— START OF STORED ROWS —
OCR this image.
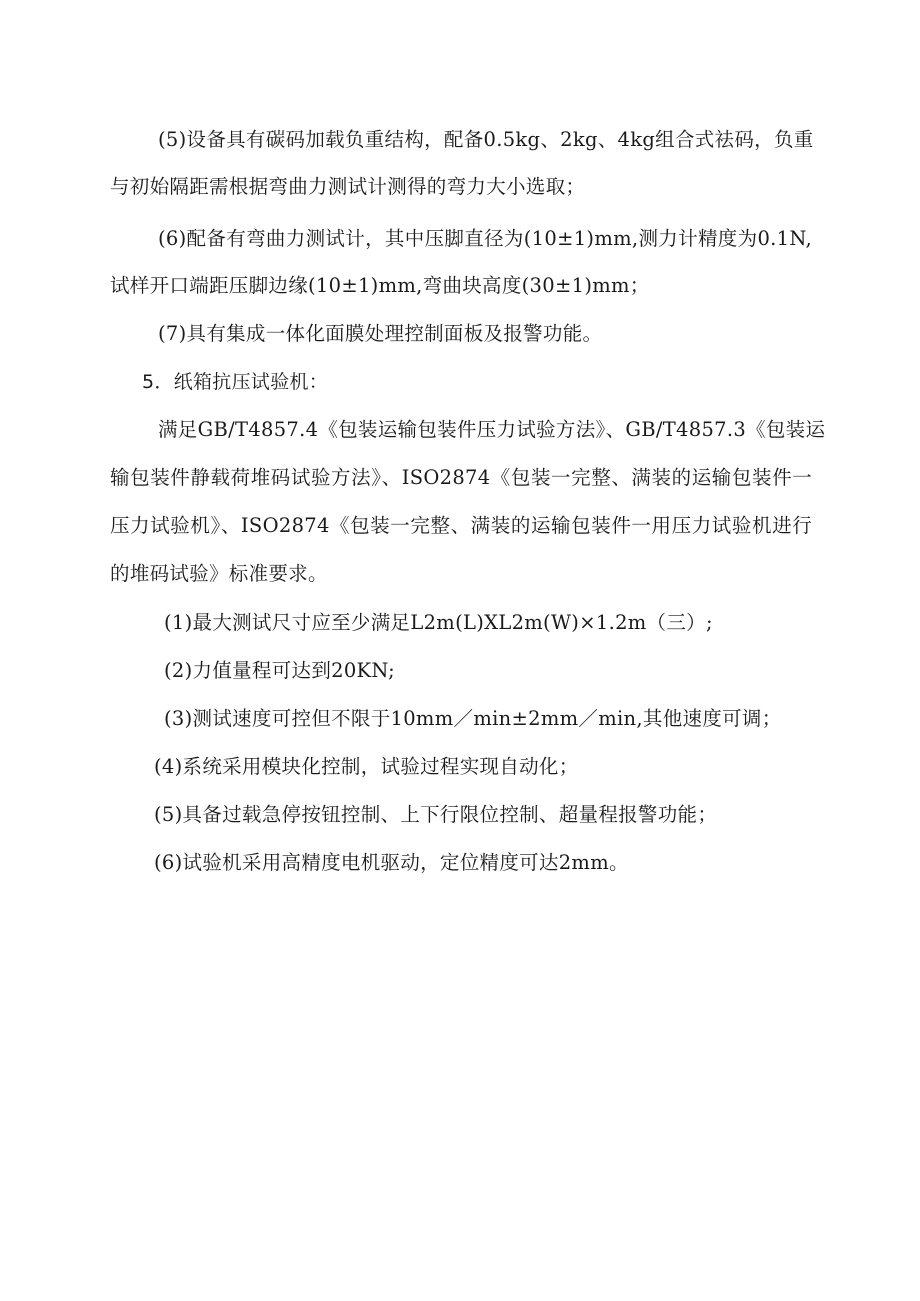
(5)设备具有碳码加载负重结构，配备0.5kg、2kg、4kg组合式祛码，负重
与初始隔距需根据弯曲力测试计测得的弯力大小选取；
(6)配备有弯曲力测试计，其中压脚直径为(10±1)mm,测力计精度为0.1N,
试样开口端距压脚边缘(10±1)mm,弯曲块高度(30±1)mm；
(7)具有集成一体化面膜处理控制面板及报警功能。
5．纸箱抗压试验机：
满足GB/T4857.4《包装运输包装件压力试验方法》、GB/T4857.3《包装运
输包装件静载荷堆码试验方法》、ISO2874《包装一完整、满装的运输包装件一
压力试验机》、ISO2874《包装一完整、满装的运输包装件一用压力试验机进行
的堆码试验》标准要求。
(1)最大测试尺寸应至少满足L2m(L)XL2m(W)×1.2m（三）;
(2)力值量程可达到20KN;
(3)测试速度可控但不限于10mm／min±2mm／min,其他速度可调；
(4)系统采用模块化控制，试验过程实现自动化；
(5)具备过载急停按钮控制、上下行限位控制、超量程报警功能；
(6)试验机采用高精度电机驱动，定位精度可达2mm。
— END OF STORED ROWS —
### WHAT IS REQUIRED
Nothing but the pictures may be dropped; output the records above exactly.

### SOLUTION FOR THIS TASK
OCR this image.
(5)设备具有碳码加载负重结构，配备0.5kg、2kg、4kg组合式祛码，负重
与初始隔距需根据弯曲力测试计测得的弯力大小选取；
(6)配备有弯曲力测试计，其中压脚直径为(10±1)mm,测力计精度为0.1N,
试样开口端距压脚边缘(10±1)mm,弯曲块高度(30±1)mm；
(7)具有集成一体化面膜处理控制面板及报警功能。
5．纸箱抗压试验机：
满足GB/T4857.4《包装运输包装件压力试验方法》、GB/T4857.3《包装运
输包装件静载荷堆码试验方法》、ISO2874《包装一完整、满装的运输包装件一
压力试验机》、ISO2874《包装一完整、满装的运输包装件一用压力试验机进行
的堆码试验》标准要求。
(1)最大测试尺寸应至少满足L2m(L)XL2m(W)×1.2m（三）;
(2)力值量程可达到20KN;
(3)测试速度可控但不限于10mm／min±2mm／min,其他速度可调；
(4)系统采用模块化控制，试验过程实现自动化；
(5)具备过载急停按钮控制、上下行限位控制、超量程报警功能；
(6)试验机采用高精度电机驱动，定位精度可达2mm。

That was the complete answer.